══ Material ══

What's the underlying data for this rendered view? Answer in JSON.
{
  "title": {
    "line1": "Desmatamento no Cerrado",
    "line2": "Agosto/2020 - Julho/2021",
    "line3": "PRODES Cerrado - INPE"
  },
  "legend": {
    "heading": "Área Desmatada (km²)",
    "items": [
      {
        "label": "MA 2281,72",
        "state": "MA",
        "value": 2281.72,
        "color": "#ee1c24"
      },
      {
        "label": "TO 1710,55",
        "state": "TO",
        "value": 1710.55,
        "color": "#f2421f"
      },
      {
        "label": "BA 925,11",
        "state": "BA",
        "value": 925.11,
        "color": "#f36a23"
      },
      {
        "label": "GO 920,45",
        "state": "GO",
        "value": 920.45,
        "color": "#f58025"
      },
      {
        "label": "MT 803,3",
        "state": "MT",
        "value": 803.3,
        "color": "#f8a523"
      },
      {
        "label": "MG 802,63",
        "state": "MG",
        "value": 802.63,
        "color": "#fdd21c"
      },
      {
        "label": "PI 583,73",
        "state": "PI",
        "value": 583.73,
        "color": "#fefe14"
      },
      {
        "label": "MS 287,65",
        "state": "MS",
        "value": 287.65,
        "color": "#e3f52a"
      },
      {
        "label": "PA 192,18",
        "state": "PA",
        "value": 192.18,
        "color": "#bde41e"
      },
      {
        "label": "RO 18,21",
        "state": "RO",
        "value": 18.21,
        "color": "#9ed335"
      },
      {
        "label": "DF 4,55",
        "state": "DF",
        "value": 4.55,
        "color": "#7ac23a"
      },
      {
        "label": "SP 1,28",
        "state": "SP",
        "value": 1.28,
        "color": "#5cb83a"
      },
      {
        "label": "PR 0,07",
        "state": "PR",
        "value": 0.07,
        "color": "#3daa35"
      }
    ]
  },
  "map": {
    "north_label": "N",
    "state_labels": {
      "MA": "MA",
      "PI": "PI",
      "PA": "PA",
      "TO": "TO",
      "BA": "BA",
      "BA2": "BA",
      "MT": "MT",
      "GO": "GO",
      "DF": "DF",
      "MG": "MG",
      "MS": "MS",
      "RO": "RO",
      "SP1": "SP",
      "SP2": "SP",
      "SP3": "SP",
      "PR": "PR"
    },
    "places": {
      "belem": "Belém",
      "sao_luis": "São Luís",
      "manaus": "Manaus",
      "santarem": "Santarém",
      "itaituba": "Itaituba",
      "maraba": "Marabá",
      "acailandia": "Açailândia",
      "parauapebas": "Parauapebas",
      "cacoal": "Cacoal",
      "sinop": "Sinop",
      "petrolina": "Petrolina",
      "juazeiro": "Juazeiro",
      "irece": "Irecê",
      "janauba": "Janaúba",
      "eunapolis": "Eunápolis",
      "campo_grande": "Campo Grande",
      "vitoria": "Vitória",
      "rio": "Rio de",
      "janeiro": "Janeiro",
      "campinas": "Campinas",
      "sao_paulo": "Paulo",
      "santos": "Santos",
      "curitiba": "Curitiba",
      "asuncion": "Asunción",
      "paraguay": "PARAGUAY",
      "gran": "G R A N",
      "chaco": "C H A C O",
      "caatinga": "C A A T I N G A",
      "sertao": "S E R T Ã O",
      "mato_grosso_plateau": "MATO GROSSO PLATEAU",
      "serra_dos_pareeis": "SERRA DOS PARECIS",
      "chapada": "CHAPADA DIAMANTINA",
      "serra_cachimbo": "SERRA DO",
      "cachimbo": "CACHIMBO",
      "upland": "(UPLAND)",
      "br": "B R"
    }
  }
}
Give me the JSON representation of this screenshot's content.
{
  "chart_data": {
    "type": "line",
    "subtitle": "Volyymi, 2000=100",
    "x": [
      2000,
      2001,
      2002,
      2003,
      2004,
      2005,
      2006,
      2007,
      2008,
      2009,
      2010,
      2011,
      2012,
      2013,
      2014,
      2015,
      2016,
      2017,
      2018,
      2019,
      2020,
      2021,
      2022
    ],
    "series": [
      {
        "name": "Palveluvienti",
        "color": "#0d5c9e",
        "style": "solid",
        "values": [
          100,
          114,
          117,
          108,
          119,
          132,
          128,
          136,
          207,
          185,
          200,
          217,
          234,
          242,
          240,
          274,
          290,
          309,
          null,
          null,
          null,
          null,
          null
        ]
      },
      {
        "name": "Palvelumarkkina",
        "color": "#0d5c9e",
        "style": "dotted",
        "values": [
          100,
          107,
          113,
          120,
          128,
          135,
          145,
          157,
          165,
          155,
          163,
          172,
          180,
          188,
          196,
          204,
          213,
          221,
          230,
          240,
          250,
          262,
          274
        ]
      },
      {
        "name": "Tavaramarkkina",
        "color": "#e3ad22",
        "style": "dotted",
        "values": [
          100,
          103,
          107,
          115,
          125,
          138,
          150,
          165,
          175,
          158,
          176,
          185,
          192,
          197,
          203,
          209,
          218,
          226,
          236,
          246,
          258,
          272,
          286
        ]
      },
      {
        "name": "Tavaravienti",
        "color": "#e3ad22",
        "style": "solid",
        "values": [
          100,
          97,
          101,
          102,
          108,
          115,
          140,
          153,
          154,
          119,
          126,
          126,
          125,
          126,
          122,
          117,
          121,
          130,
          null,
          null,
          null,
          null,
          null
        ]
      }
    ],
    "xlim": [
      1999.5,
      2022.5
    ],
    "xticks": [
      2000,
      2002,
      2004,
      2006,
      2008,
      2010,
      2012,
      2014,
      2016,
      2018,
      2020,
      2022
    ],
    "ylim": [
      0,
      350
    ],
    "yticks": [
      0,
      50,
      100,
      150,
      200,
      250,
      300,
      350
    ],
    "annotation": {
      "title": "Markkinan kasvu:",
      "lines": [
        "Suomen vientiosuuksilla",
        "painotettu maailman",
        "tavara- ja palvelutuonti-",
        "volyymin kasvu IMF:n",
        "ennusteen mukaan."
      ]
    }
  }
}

═══

The problem » Give back the whole listing exactly as it reads.

Exercise answer »
What's the underlying data for this rendered view? Answer in JSON.
{
  "title": {
    "line1": "Desmatamento no Cerrado",
    "line2": "Agosto/2020 - Julho/2021",
    "line3": "PRODES Cerrado - INPE"
  },
  "legend": {
    "heading": "Área Desmatada (km²)",
    "items": [
      {
        "label": "MA 2281,72",
        "state": "MA",
        "value": 2281.72,
        "color": "#ee1c24"
      },
      {
        "label": "TO 1710,55",
        "state": "TO",
        "value": 1710.55,
        "color": "#f2421f"
      },
      {
        "label": "BA 925,11",
        "state": "BA",
        "value": 925.11,
        "color": "#f36a23"
      },
      {
        "label": "GO 920,45",
        "state": "GO",
        "value": 920.45,
        "color": "#f58025"
      },
      {
        "label": "MT 803,3",
        "state": "MT",
        "value": 803.3,
        "color": "#f8a523"
      },
      {
        "label": "MG 802,63",
        "state": "MG",
        "value": 802.63,
        "color": "#fdd21c"
      },
      {
        "label": "PI 583,73",
        "state": "PI",
        "value": 583.73,
        "color": "#fefe14"
      },
      {
        "label": "MS 287,65",
        "state": "MS",
        "value": 287.65,
        "color": "#e3f52a"
      },
      {
        "label": "PA 192,18",
        "state": "PA",
        "value": 192.18,
        "color": "#bde41e"
      },
      {
        "label": "RO 18,21",
        "state": "RO",
        "value": 18.21,
        "color": "#9ed335"
      },
      {
        "label": "DF 4,55",
        "state": "DF",
        "value": 4.55,
        "color": "#7ac23a"
      },
      {
        "label": "SP 1,28",
        "state": "SP",
        "value": 1.28,
        "color": "#5cb83a"
      },
      {
        "label": "PR 0,07",
        "state": "PR",
        "value": 0.07,
        "color": "#3daa35"
      }
    ]
  },
  "map": {
    "north_label": "N",
    "state_labels": {
      "MA": "MA",
      "PI": "PI",
      "PA": "PA",
      "TO": "TO",
      "BA": "BA",
      "BA2": "BA",
      "MT": "MT",
      "GO": "GO",
      "DF": "DF",
      "MG": "MG",
      "MS": "MS",
      "RO": "RO",
      "SP1": "SP",
      "SP2": "SP",
      "SP3": "SP",
      "PR": "PR"
    },
    "places": {
      "belem": "Belém",
      "sao_luis": "São Luís",
      "manaus": "Manaus",
      "santarem": "Santarém",
      "itaituba": "Itaituba",
      "maraba": "Marabá",
      "acailandia": "Açailândia",
      "parauapebas": "Parauapebas",
      "cacoal": "Cacoal",
      "sinop": "Sinop",
      "petrolina": "Petrolina",
      "juazeiro": "Juazeiro",
      "irece": "Irecê",
      "janauba": "Janaúba",
      "eunapolis": "Eunápolis",
      "campo_grande": "Campo Grande",
      "vitoria": "Vitória",
      "rio": "Rio de",
      "janeiro": "Janeiro",
      "campinas": "Campinas",
      "sao_paulo": "Paulo",
      "santos": "Santos",
      "curitiba": "Curitiba",
      "asuncion": "Asunción",
      "paraguay": "PARAGUAY",
      "gran": "G R A N",
      "chaco": "C H A C O",
      "caatinga": "C A A T I N G A",
      "sertao": "S E R T Ã O",
      "mato_grosso_plateau": "MATO GROSSO PLATEAU",
      "serra_dos_pareeis": "SERRA DOS PARECIS",
      "chapada": "CHAPADA DIAMANTINA",
      "serra_cachimbo": "SERRA DO",
      "cachimbo": "CACHIMBO",
      "upland": "(UPLAND)",
      "br": "B R"
    }
  }
}
Give me the JSON representation of this screenshot's content.
{
  "chart_data": {
    "type": "line",
    "subtitle": "Volyymi, 2000=100",
    "x": [
      2000,
      2001,
      2002,
      2003,
      2004,
      2005,
      2006,
      2007,
      2008,
      2009,
      2010,
      2011,
      2012,
      2013,
      2014,
      2015,
      2016,
      2017,
      2018,
      2019,
      2020,
      2021,
      2022
    ],
    "series": [
      {
        "name": "Palveluvienti",
        "color": "#0d5c9e",
        "style": "solid",
        "values": [
          100,
          114,
          117,
          108,
          119,
          132,
          128,
          136,
          207,
          185,
          200,
          217,
          234,
          242,
          240,
          274,
          290,
          309,
          null,
          null,
          null,
          null,
          null
        ]
      },
      {
        "name": "Palvelumarkkina",
        "color": "#0d5c9e",
        "style": "dotted",
        "values": [
          100,
          107,
          113,
          120,
          128,
          135,
          145,
          157,
          165,
          155,
          163,
          172,
          180,
          188,
          196,
          204,
          213,
          221,
          230,
          240,
          250,
          262,
          274
        ]
      },
      {
        "name": "Tavaramarkkina",
        "color": "#e3ad22",
        "style": "dotted",
        "values": [
          100,
          103,
          107,
          115,
          125,
          138,
          150,
          165,
          175,
          158,
          176,
          185,
          192,
          197,
          203,
          209,
          218,
          226,
          236,
          246,
          258,
          272,
          286
        ]
      },
      {
        "name": "Tavaravienti",
        "color": "#e3ad22",
        "style": "solid",
        "values": [
          100,
          97,
          101,
          102,
          108,
          115,
          140,
          153,
          154,
          119,
          126,
          126,
          125,
          126,
          122,
          117,
          121,
          130,
          null,
          null,
          null,
          null,
          null
        ]
      }
    ],
    "xlim": [
      1999.5,
      2022.5
    ],
    "xticks": [
      2000,
      2002,
      2004,
      2006,
      2008,
      2010,
      2012,
      2014,
      2016,
      2018,
      2020,
      2022
    ],
    "ylim": [
      0,
      350
    ],
    "yticks": [
      0,
      50,
      100,
      150,
      200,
      250,
      300,
      350
    ],
    "annotation": {
      "title": "Markkinan kasvu:",
      "lines": [
        "Suomen vientiosuuksilla",
        "painotettu maailman",
        "tavara- ja palvelutuonti-",
        "volyymin kasvu IMF:n",
        "ennusteen mukaan."
      ]
    }
  }
}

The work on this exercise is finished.